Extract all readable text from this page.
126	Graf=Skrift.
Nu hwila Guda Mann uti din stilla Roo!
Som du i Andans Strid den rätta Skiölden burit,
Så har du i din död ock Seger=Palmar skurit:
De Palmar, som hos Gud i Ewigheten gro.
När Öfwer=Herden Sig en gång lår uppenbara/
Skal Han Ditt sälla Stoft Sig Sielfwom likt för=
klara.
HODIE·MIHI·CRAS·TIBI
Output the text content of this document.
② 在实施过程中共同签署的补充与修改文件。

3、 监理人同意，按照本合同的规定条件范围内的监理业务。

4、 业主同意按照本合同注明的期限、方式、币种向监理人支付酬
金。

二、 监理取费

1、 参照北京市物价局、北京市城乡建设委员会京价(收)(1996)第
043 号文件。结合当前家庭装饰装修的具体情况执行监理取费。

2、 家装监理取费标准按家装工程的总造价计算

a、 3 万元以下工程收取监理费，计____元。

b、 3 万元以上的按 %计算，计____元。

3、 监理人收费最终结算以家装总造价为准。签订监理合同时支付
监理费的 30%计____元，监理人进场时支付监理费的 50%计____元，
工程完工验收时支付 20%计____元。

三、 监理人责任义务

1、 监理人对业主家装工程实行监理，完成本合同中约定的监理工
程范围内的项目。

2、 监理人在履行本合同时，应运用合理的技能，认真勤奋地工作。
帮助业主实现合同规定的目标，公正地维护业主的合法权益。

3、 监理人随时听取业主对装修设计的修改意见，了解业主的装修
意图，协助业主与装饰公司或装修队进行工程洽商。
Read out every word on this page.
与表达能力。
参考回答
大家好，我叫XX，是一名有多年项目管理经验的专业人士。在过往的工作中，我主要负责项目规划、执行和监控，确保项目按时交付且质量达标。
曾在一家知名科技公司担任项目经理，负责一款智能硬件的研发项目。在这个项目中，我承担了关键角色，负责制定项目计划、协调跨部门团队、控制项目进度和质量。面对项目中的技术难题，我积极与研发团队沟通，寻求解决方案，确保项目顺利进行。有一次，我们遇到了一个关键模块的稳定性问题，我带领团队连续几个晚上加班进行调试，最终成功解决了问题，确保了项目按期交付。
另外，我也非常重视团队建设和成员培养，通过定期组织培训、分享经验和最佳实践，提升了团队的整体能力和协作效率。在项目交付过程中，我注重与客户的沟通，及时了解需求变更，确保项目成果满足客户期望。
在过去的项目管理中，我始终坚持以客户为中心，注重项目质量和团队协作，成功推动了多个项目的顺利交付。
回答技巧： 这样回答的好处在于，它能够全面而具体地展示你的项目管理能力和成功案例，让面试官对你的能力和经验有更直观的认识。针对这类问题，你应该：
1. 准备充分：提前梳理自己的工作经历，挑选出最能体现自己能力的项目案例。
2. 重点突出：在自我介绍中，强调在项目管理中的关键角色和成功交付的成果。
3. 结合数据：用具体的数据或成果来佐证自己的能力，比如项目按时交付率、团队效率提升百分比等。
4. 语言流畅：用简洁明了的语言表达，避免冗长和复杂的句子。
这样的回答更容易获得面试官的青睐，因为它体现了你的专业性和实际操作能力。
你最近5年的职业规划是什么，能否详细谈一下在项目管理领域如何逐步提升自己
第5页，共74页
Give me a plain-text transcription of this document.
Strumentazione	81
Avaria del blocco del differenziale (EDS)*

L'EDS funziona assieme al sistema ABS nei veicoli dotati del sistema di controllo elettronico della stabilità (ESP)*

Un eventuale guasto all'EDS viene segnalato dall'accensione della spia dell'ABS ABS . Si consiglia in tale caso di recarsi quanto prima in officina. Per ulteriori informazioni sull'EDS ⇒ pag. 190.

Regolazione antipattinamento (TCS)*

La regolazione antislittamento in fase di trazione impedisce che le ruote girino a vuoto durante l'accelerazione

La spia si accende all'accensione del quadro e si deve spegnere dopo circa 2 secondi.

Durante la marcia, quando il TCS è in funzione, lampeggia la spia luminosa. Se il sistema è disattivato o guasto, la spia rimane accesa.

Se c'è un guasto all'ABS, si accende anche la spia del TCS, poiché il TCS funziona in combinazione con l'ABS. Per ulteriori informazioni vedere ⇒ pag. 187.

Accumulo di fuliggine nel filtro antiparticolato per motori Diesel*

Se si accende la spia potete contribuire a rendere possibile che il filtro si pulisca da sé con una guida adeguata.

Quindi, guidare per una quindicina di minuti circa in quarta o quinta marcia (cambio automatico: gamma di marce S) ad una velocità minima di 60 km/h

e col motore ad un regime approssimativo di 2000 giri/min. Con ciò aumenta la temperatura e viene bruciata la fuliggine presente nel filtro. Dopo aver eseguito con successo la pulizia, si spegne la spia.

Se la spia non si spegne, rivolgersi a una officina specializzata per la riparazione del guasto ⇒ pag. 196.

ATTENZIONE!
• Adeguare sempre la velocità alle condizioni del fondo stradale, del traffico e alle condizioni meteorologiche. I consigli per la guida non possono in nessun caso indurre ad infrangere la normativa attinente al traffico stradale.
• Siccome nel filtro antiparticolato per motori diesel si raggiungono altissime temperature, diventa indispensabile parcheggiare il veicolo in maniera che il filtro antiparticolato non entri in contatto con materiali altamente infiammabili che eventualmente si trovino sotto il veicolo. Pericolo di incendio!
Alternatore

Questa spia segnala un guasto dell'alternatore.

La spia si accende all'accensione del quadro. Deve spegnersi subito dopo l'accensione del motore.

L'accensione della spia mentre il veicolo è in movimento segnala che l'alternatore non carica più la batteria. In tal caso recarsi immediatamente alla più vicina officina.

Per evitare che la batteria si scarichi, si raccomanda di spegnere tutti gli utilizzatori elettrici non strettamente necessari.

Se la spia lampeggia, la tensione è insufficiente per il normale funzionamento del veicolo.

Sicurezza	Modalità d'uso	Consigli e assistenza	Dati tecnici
--------
Set task:
Going through the records above, state how many lines carry "filtro", with no other text.

Final result:
4